> **EXERCISE BRIEF**:
Please check the pff-tools page below: what is the default file for saving indexing progress?

> **SOURCE PASSAGE**:

· · · ·

Giter VIP home page Giter VIP logo

pff-tools's Introduction

pff-tools

I have some Microsoft Outlook OST files lying around that I needed to look at from time to time. It felt like too much of a hassle to have to boot into Windows and setup Outlook and then load the OST files into it just to search for one mail. Turns out there's a pretty good OSS library called libpff that knows how to parse PST/OST files. I of course, want everything in Rust, so I generated a Rust binding for libpff, wrote a safe wrapper library and then a CLI tool for dealing with the files.

  • The pff-sys crate has the Rust bindings for libpff.
  • The pff crate is the safe and hopefully idiomatic Rust wrapper for pff-sys.
  • The pff-cli crate is the CLI tool.

CLI Commands

The pff-cli tool supports the following commands.

Index mails

You can give it a PST/OST file and have it index all the mails (optionally including the message body) with a Meilisearch server. Here are the usage instructions.

pff-cli-index
Index all emails

USAGE:
    pff-cli --pff-file <PFF_FILE> index [OPTIONS] --server <SERVER> --index-name <INDEX_NAME>

OPTIONS:
    -a, --api-key <API_KEY>
            Search server API key (if any)

    -b, --include-body
            Should the message body be included in the index?

    -f, --progress-file <PROGRESS_FILE>
            File to save progress to so we can resume later [default: progress.csv]

    -h, --help
            Print help information

    -i, --index-name <INDEX_NAME>
            Index name

    -s, --server <SERVER>
            Search server URL in form "ip:port" or "hostname:port"

Note that including the message body in the index, depending on the size of your PST/OST file, can result in a large index size in Meilisearch. If you have the disk space, go for it.

· · · ·

> **MATERIAL**:
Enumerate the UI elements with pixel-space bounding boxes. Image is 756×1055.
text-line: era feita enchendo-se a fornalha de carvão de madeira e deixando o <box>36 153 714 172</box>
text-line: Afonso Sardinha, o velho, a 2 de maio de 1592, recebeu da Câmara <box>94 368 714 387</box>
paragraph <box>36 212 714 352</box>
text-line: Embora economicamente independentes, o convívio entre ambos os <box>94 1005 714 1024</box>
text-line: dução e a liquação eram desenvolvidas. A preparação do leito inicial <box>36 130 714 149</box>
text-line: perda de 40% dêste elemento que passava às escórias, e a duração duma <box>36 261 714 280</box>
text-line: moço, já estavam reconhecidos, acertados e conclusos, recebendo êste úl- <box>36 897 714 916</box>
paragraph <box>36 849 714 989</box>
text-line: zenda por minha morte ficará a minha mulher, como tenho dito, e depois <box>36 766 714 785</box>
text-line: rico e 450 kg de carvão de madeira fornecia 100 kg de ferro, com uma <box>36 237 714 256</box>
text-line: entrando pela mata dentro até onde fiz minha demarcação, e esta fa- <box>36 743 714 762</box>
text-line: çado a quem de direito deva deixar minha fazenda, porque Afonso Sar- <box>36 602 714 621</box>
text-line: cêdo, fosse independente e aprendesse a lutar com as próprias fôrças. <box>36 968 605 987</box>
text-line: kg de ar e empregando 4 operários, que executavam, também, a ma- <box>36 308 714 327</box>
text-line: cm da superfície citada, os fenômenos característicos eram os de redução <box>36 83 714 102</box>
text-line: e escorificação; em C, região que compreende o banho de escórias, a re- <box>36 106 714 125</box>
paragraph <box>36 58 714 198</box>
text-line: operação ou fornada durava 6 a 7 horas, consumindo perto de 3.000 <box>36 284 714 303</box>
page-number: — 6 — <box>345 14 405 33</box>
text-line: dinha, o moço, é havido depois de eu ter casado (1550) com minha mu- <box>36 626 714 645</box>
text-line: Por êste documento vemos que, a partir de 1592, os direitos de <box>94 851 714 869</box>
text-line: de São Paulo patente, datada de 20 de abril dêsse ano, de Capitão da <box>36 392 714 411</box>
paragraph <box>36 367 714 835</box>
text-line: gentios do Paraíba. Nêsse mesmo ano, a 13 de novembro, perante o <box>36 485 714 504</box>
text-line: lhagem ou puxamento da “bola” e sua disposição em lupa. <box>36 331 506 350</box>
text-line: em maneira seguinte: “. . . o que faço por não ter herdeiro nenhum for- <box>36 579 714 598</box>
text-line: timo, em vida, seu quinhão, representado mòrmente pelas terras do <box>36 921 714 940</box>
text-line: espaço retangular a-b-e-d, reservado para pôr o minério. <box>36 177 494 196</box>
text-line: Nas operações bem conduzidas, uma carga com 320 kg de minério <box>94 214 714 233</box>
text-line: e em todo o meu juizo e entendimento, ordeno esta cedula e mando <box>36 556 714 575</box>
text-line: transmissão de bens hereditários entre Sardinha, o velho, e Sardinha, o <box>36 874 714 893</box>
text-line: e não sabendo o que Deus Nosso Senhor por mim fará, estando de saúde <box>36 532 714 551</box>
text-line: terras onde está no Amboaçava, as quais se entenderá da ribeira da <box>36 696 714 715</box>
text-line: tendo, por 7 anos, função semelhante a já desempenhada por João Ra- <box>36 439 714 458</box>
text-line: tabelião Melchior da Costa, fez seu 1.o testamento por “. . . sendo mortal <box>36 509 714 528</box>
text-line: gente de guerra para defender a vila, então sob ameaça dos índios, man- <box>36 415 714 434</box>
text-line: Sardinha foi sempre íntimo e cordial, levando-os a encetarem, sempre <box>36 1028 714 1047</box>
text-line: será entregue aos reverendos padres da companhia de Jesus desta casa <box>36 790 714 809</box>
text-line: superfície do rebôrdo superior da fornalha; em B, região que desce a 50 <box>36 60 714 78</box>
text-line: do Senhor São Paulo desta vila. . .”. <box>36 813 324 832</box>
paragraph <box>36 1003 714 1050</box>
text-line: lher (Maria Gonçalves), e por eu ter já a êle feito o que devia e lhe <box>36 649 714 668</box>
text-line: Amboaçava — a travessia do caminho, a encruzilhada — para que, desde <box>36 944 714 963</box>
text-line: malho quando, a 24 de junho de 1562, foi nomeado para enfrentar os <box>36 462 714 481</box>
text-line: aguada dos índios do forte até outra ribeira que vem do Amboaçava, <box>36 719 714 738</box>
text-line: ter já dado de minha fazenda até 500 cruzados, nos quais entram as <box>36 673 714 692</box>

· · · ·

> **THE REPLY**:
progress.csv